What is being asked - Repeat the entries below exactly as they appear, with no pictures.

Information supplied -
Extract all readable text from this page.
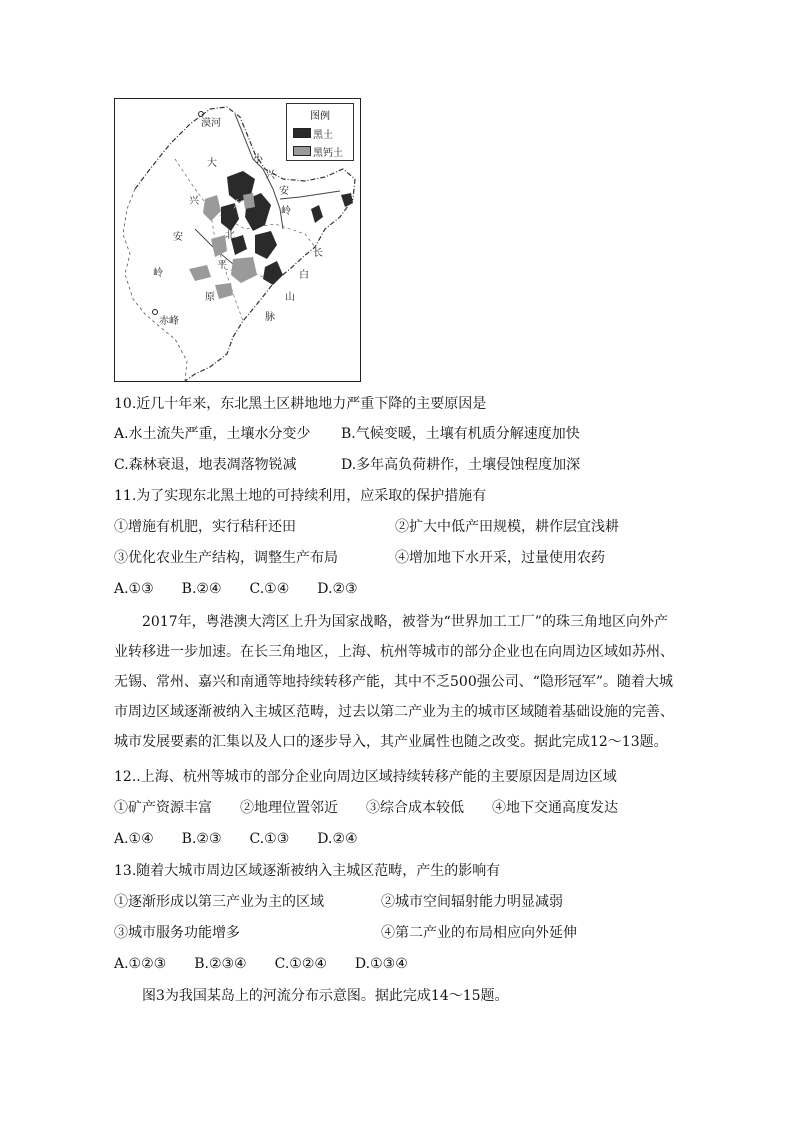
图例
黑土
黑钙土
漠河
赤峰
大
兴
安
岭
小
兴
安
岭
东
北
平
原
长
白
山
脉
10.近几十年来，东北黑土区耕地地力严重下降的主要原因是
A.水土流失严重，土壤水分变少 B.气候变暖，土壤有机质分解速度加快
C.森林衰退，地表凋落物锐减	D.多年高负荷耕作，土壤侵蚀程度加深
11.为了实现东北黑土地的可持续利用，应采取的保护措施有
①增施有机肥，实行秸秆还田	②扩大中低产田规模，耕作层宜浅耕
③优化农业生产结构，调整生产布局	④增加地下水开采，过量使用农药
A.①③　　B.②④　　C.①④　　D.②③

2017年，粤港澳大湾区上升为国家战略，被誉为“世界加工工厂”的珠三角地区向外产业转移进一步加速。在长三角地区，上海、杭州等城市的部分企业也在向周边区域如苏州、无锡、常州、嘉兴和南通等地持续转移产能，其中不乏500强公司、“隐形冠军”。随着大城市周边区域逐渐被纳入主城区范畴，过去以第二产业为主的城市区域随着基础设施的完善、城市发展要素的汇集以及人口的逐步导入，其产业属性也随之改变。据此完成12～13题。

12..上海、杭州等城市的部分企业向周边区域持续转移产能的主要原因是周边区域
①矿产资源丰富　　②地理位置邻近　　③综合成本较低　　④地下交通高度发达
A.①④　　B.②③　　C.①③　　D.②④
13.随着大城市周边区域逐渐被纳入主城区范畴，产生的影响有
①逐渐形成以第三产业为主的区域	②城市空间辐射能力明显减弱
③城市服务功能增多	④第二产业的布局相应向外延伸
A.①②③　　B.②③④　　C.①②④　　D.①③④
图3为我国某岛上的河流分布示意图。据此完成14～15题。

Solution to the exercise -
Extract all readable text from this page.
图例
黑土
黑钙土
漠河
赤峰
大
兴
安
岭
小
兴
安
岭
东
北
平
原
长
白
山
脉
10.近几十年来，东北黑土区耕地地力严重下降的主要原因是
A.水土流失严重，土壤水分变少 B.气候变暖，土壤有机质分解速度加快
C.森林衰退，地表凋落物锐减	D.多年高负荷耕作，土壤侵蚀程度加深
11.为了实现东北黑土地的可持续利用，应采取的保护措施有
①增施有机肥，实行秸秆还田	②扩大中低产田规模，耕作层宜浅耕
③优化农业生产结构，调整生产布局	④增加地下水开采，过量使用农药
A.①③　　B.②④　　C.①④　　D.②③

2017年，粤港澳大湾区上升为国家战略，被誉为“世界加工工厂”的珠三角地区向外产业转移进一步加速。在长三角地区，上海、杭州等城市的部分企业也在向周边区域如苏州、无锡、常州、嘉兴和南通等地持续转移产能，其中不乏500强公司、“隐形冠军”。随着大城市周边区域逐渐被纳入主城区范畴，过去以第二产业为主的城市区域随着基础设施的完善、城市发展要素的汇集以及人口的逐步导入，其产业属性也随之改变。据此完成12～13题。

12..上海、杭州等城市的部分企业向周边区域持续转移产能的主要原因是周边区域
①矿产资源丰富　　②地理位置邻近　　③综合成本较低　　④地下交通高度发达
A.①④　　B.②③　　C.①③　　D.②④
13.随着大城市周边区域逐渐被纳入主城区范畴，产生的影响有
①逐渐形成以第三产业为主的区域	②城市空间辐射能力明显减弱
③城市服务功能增多	④第二产业的布局相应向外延伸
A.①②③　　B.②③④　　C.①②④　　D.①③④
图3为我国某岛上的河流分布示意图。据此完成14～15题。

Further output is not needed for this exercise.